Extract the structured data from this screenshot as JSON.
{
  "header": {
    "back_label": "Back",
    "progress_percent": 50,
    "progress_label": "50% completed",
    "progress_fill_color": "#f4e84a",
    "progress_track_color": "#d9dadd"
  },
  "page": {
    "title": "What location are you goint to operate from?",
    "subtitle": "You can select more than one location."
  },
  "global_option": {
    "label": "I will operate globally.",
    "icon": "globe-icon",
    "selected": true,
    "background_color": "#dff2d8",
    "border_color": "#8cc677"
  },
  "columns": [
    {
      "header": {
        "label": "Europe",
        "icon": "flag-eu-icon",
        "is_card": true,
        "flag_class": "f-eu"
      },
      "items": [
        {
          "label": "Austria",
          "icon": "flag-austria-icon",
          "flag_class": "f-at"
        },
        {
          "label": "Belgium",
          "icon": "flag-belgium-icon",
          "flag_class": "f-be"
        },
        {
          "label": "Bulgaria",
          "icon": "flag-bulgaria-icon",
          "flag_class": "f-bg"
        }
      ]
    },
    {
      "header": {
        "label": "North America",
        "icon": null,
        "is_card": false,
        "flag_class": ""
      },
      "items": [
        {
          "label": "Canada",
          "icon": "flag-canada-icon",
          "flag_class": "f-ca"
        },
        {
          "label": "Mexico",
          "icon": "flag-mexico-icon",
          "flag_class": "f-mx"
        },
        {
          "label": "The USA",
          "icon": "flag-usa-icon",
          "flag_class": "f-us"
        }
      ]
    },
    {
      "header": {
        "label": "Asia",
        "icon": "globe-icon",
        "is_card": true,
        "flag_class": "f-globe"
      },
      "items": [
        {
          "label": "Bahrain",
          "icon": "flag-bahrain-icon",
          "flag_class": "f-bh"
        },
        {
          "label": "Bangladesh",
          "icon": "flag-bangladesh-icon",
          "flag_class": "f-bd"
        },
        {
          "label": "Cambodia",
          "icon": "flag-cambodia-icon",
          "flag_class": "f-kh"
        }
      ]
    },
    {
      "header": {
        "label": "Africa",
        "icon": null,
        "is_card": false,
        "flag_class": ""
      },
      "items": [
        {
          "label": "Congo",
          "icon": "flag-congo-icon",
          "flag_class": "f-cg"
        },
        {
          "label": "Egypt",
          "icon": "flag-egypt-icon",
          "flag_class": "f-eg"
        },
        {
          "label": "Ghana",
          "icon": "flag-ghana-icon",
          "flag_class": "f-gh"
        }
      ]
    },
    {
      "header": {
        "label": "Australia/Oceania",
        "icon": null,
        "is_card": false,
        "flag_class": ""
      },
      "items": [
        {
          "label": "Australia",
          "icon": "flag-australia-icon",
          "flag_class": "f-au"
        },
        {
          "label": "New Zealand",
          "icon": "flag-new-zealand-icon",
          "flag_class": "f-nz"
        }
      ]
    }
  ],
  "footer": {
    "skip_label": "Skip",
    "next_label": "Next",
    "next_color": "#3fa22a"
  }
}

+++

- Directions for this task: Print out every record again, exactly and in full.

- Correct response:
Extract the structured data from this screenshot as JSON.
{
  "header": {
    "back_label": "Back",
    "progress_percent": 50,
    "progress_label": "50% completed",
    "progress_fill_color": "#f4e84a",
    "progress_track_color": "#d9dadd"
  },
  "page": {
    "title": "What location are you goint to operate from?",
    "subtitle": "You can select more than one location."
  },
  "global_option": {
    "label": "I will operate globally.",
    "icon": "globe-icon",
    "selected": true,
    "background_color": "#dff2d8",
    "border_color": "#8cc677"
  },
  "columns": [
    {
      "header": {
        "label": "Europe",
        "icon": "flag-eu-icon",
        "is_card": true,
        "flag_class": "f-eu"
      },
      "items": [
        {
          "label": "Austria",
          "icon": "flag-austria-icon",
          "flag_class": "f-at"
        },
        {
          "label": "Belgium",
          "icon": "flag-belgium-icon",
          "flag_class": "f-be"
        },
        {
          "label": "Bulgaria",
          "icon": "flag-bulgaria-icon",
          "flag_class": "f-bg"
        }
      ]
    },
    {
      "header": {
        "label": "North America",
        "icon": null,
        "is_card": false,
        "flag_class": ""
      },
      "items": [
        {
          "label": "Canada",
          "icon": "flag-canada-icon",
          "flag_class": "f-ca"
        },
        {
          "label": "Mexico",
          "icon": "flag-mexico-icon",
          "flag_class": "f-mx"
        },
        {
          "label": "The USA",
          "icon": "flag-usa-icon",
          "flag_class": "f-us"
        }
      ]
    },
    {
      "header": {
        "label": "Asia",
        "icon": "globe-icon",
        "is_card": true,
        "flag_class": "f-globe"
      },
      "items": [
        {
          "label": "Bahrain",
          "icon": "flag-bahrain-icon",
          "flag_class": "f-bh"
        },
        {
          "label": "Bangladesh",
          "icon": "flag-bangladesh-icon",
          "flag_class": "f-bd"
        },
        {
          "label": "Cambodia",
          "icon": "flag-cambodia-icon",
          "flag_class": "f-kh"
        }
      ]
    },
    {
      "header": {
        "label": "Africa",
        "icon": null,
        "is_card": false,
        "flag_class": ""
      },
      "items": [
        {
          "label": "Congo",
          "icon": "flag-congo-icon",
          "flag_class": "f-cg"
        },
        {
          "label": "Egypt",
          "icon": "flag-egypt-icon",
          "flag_class": "f-eg"
        },
        {
          "label": "Ghana",
          "icon": "flag-ghana-icon",
          "flag_class": "f-gh"
        }
      ]
    },
    {
      "header": {
        "label": "Australia/Oceania",
        "icon": null,
        "is_card": false,
        "flag_class": ""
      },
      "items": [
        {
          "label": "Australia",
          "icon": "flag-australia-icon",
          "flag_class": "f-au"
        },
        {
          "label": "New Zealand",
          "icon": "flag-new-zealand-icon",
          "flag_class": "f-nz"
        }
      ]
    }
  ],
  "footer": {
    "skip_label": "Skip",
    "next_label": "Next",
    "next_color": "#3fa22a"
  }
}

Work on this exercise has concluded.